▸ Dataset rows:
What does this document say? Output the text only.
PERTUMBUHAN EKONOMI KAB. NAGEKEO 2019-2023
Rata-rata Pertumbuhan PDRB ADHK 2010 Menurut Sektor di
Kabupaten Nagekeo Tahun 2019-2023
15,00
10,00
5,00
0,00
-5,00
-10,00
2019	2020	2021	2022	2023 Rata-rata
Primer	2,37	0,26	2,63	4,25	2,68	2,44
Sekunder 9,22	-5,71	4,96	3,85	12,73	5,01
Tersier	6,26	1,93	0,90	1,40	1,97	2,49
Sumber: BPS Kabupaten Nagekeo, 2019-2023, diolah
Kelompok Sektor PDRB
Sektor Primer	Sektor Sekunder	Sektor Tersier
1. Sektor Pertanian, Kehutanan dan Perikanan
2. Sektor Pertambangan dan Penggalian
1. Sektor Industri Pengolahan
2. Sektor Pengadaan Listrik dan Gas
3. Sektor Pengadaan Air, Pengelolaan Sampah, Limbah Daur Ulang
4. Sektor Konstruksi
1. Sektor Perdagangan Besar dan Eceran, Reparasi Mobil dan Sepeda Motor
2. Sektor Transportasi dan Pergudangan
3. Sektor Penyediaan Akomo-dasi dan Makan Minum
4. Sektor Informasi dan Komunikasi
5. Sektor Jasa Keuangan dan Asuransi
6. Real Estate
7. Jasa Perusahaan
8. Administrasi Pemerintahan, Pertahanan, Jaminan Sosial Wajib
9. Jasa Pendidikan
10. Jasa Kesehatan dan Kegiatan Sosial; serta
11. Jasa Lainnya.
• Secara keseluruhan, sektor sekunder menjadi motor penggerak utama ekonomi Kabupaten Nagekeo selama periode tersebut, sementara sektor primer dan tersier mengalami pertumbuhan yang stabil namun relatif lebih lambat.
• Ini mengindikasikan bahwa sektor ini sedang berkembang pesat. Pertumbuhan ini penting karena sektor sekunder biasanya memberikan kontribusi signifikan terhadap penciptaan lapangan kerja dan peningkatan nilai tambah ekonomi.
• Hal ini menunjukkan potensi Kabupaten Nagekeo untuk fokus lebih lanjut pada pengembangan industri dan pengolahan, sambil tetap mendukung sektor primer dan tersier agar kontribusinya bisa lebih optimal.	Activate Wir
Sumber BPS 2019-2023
==
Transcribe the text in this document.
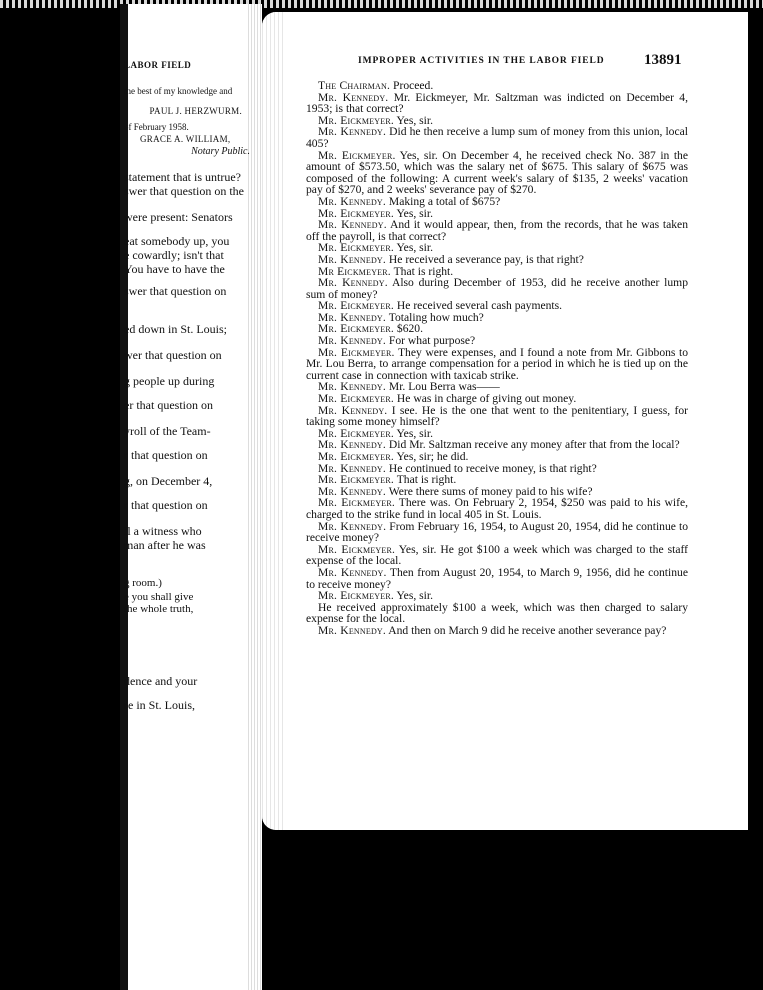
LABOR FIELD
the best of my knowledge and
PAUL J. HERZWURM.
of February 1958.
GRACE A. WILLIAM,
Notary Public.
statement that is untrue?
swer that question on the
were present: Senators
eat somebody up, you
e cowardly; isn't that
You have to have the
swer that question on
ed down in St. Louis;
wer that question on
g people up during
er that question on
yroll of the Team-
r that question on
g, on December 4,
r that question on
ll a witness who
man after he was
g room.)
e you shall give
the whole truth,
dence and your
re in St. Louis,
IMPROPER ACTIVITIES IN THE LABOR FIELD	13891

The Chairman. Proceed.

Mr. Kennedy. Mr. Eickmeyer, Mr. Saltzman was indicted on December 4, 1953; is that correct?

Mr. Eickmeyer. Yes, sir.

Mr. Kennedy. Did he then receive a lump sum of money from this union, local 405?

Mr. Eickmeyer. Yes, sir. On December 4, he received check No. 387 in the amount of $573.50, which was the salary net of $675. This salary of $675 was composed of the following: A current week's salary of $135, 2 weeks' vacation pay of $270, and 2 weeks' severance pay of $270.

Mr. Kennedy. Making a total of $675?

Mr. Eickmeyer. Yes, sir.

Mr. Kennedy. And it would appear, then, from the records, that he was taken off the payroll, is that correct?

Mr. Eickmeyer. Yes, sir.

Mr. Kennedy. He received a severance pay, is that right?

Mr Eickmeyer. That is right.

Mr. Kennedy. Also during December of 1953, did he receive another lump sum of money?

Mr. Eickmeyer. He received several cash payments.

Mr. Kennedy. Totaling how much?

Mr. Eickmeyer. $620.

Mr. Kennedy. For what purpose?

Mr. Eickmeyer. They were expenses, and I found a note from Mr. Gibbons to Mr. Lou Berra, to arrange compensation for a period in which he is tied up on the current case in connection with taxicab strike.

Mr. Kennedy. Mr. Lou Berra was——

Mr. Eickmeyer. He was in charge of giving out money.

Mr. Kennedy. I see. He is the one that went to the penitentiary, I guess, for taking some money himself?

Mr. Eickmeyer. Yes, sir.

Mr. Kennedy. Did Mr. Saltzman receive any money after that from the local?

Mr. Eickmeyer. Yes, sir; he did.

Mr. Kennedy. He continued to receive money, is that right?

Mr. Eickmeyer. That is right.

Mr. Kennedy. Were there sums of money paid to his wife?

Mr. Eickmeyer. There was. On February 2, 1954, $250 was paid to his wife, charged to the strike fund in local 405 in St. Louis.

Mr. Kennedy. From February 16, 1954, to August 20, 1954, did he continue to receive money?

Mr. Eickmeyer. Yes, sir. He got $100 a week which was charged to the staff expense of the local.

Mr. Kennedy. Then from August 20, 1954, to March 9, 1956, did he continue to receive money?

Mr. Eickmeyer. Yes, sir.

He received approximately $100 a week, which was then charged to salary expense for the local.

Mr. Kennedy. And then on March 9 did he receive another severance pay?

▸ Work to do: Wherever the string "another" appears in the entries above, list that line.

▸ Task solution:
Mr. Kennedy. Also during December of 1953, did he receive another lump sum of money?
Mr. Kennedy. And then on March 9 did he receive another severance pay?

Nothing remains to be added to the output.